Task objective =>
Can you print every record below exactly as written?

* Begin Stored rows *

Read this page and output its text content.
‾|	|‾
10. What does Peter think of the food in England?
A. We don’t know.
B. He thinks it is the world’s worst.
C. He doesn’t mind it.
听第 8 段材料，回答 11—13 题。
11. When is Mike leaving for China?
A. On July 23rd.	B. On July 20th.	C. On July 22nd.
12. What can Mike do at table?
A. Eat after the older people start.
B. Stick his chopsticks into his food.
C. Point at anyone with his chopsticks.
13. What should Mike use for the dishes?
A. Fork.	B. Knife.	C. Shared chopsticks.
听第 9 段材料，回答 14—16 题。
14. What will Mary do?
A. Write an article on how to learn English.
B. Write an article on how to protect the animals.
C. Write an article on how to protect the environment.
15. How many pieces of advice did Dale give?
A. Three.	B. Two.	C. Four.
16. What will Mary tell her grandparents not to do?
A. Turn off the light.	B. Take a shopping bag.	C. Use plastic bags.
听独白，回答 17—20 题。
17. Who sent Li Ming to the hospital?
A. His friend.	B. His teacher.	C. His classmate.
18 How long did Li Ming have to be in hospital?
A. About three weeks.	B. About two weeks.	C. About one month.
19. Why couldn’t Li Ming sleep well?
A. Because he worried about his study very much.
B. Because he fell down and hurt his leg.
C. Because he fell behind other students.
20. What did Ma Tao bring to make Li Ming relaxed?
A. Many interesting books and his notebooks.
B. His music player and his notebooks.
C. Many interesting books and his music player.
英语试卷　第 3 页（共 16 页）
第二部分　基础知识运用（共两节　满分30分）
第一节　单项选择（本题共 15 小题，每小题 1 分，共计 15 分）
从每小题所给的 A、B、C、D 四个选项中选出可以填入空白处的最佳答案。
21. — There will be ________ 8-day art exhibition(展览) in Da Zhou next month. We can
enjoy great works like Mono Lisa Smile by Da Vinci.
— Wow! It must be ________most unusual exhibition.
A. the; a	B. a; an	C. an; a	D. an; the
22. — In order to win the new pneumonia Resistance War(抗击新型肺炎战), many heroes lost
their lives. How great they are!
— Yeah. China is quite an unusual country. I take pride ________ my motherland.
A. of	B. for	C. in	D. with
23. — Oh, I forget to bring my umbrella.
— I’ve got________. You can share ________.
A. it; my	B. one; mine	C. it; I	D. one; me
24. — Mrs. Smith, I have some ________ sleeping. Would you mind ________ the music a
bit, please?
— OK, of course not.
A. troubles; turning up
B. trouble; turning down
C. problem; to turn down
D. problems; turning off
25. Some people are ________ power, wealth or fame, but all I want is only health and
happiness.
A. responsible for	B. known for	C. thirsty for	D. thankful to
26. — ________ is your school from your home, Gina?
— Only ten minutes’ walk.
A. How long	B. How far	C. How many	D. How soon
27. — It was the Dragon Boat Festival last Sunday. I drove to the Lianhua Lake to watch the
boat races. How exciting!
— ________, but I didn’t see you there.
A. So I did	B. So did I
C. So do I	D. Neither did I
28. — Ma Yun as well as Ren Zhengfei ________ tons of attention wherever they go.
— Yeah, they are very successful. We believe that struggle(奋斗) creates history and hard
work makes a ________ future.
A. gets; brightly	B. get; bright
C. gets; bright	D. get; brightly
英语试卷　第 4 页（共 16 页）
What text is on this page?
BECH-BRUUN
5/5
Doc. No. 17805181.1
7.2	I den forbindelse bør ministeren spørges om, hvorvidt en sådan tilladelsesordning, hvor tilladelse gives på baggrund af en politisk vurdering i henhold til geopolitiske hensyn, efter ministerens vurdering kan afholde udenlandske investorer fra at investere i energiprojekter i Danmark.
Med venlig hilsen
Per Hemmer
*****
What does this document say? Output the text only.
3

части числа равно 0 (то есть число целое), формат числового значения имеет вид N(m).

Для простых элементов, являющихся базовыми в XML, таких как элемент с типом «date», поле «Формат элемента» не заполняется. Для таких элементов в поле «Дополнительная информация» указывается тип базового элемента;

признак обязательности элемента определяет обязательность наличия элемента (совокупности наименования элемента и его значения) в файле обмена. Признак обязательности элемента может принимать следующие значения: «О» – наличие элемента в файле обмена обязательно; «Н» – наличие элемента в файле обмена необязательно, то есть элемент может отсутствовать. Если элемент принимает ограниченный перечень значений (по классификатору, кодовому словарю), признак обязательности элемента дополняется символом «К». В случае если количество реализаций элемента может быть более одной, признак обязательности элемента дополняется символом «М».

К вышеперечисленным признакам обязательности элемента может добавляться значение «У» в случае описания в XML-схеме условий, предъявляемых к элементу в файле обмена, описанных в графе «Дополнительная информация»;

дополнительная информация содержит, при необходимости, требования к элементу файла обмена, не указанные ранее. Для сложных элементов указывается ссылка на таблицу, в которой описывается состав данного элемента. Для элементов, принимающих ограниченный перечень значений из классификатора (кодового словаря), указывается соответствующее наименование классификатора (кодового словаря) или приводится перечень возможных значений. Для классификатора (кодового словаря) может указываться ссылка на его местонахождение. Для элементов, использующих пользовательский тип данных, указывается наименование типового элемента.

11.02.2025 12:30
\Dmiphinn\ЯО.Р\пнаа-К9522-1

* End Stored rows *

Task solution =>
Read this page and output its text content.
‾|	|‾
10. What does Peter think of the food in England?
A. We don’t know.
B. He thinks it is the world’s worst.
C. He doesn’t mind it.
听第 8 段材料，回答 11—13 题。
11. When is Mike leaving for China?
A. On July 23rd.	B. On July 20th.	C. On July 22nd.
12. What can Mike do at table?
A. Eat after the older people start.
B. Stick his chopsticks into his food.
C. Point at anyone with his chopsticks.
13. What should Mike use for the dishes?
A. Fork.	B. Knife.	C. Shared chopsticks.
听第 9 段材料，回答 14—16 题。
14. What will Mary do?
A. Write an article on how to learn English.
B. Write an article on how to protect the animals.
C. Write an article on how to protect the environment.
15. How many pieces of advice did Dale give?
A. Three.	B. Two.	C. Four.
16. What will Mary tell her grandparents not to do?
A. Turn off the light.	B. Take a shopping bag.	C. Use plastic bags.
听独白，回答 17—20 题。
17. Who sent Li Ming to the hospital?
A. His friend.	B. His teacher.	C. His classmate.
18 How long did Li Ming have to be in hospital?
A. About three weeks.	B. About two weeks.	C. About one month.
19. Why couldn’t Li Ming sleep well?
A. Because he worried about his study very much.
B. Because he fell down and hurt his leg.
C. Because he fell behind other students.
20. What did Ma Tao bring to make Li Ming relaxed?
A. Many interesting books and his notebooks.
B. His music player and his notebooks.
C. Many interesting books and his music player.
英语试卷　第 3 页（共 16 页）
第二部分　基础知识运用（共两节　满分30分）
第一节　单项选择（本题共 15 小题，每小题 1 分，共计 15 分）
从每小题所给的 A、B、C、D 四个选项中选出可以填入空白处的最佳答案。
21. — There will be ________ 8-day art exhibition(展览) in Da Zhou next month. We can
enjoy great works like Mono Lisa Smile by Da Vinci.
— Wow! It must be ________most unusual exhibition.
A. the; a	B. a; an	C. an; a	D. an; the
22. — In order to win the new pneumonia Resistance War(抗击新型肺炎战), many heroes lost
their lives. How great they are!
— Yeah. China is quite an unusual country. I take pride ________ my motherland.
A. of	B. for	C. in	D. with
23. — Oh, I forget to bring my umbrella.
— I’ve got________. You can share ________.
A. it; my	B. one; mine	C. it; I	D. one; me
24. — Mrs. Smith, I have some ________ sleeping. Would you mind ________ the music a
bit, please?
— OK, of course not.
A. troubles; turning up
B. trouble; turning down
C. problem; to turn down
D. problems; turning off
25. Some people are ________ power, wealth or fame, but all I want is only health and
happiness.
A. responsible for	B. known for	C. thirsty for	D. thankful to
26. — ________ is your school from your home, Gina?
— Only ten minutes’ walk.
A. How long	B. How far	C. How many	D. How soon
27. — It was the Dragon Boat Festival last Sunday. I drove to the Lianhua Lake to watch the
boat races. How exciting!
— ________, but I didn’t see you there.
A. So I did	B. So did I
C. So do I	D. Neither did I
28. — Ma Yun as well as Ren Zhengfei ________ tons of attention wherever they go.
— Yeah, they are very successful. We believe that struggle(奋斗) creates history and hard
work makes a ________ future.
A. gets; brightly	B. get; bright
C. gets; bright	D. get; brightly
英语试卷　第 4 页（共 16 页）
What text is on this page?
BECH-BRUUN
5/5
Doc. No. 17805181.1
7.2	I den forbindelse bør ministeren spørges om, hvorvidt en sådan tilladelsesordning, hvor tilladelse gives på baggrund af en politisk vurdering i henhold til geopolitiske hensyn, efter ministerens vurdering kan afholde udenlandske investorer fra at investere i energiprojekter i Danmark.
Med venlig hilsen
Per Hemmer
*****
What does this document say? Output the text only.
3

части числа равно 0 (то есть число целое), формат числового значения имеет вид N(m).

Для простых элементов, являющихся базовыми в XML, таких как элемент с типом «date», поле «Формат элемента» не заполняется. Для таких элементов в поле «Дополнительная информация» указывается тип базового элемента;

признак обязательности элемента определяет обязательность наличия элемента (совокупности наименования элемента и его значения) в файле обмена. Признак обязательности элемента может принимать следующие значения: «О» – наличие элемента в файле обмена обязательно; «Н» – наличие элемента в файле обмена необязательно, то есть элемент может отсутствовать. Если элемент принимает ограниченный перечень значений (по классификатору, кодовому словарю), признак обязательности элемента дополняется символом «К». В случае если количество реализаций элемента может быть более одной, признак обязательности элемента дополняется символом «М».

К вышеперечисленным признакам обязательности элемента может добавляться значение «У» в случае описания в XML-схеме условий, предъявляемых к элементу в файле обмена, описанных в графе «Дополнительная информация»;

дополнительная информация содержит, при необходимости, требования к элементу файла обмена, не указанные ранее. Для сложных элементов указывается ссылка на таблицу, в которой описывается состав данного элемента. Для элементов, принимающих ограниченный перечень значений из классификатора (кодового словаря), указывается соответствующее наименование классификатора (кодового словаря) или приводится перечень возможных значений. Для классификатора (кодового словаря) может указываться ссылка на его местонахождение. Для элементов, использующих пользовательский тип данных, указывается наименование типового элемента.

11.02.2025 12:30
\Dmiphinn\ЯО.Р\пнаа-К9522-1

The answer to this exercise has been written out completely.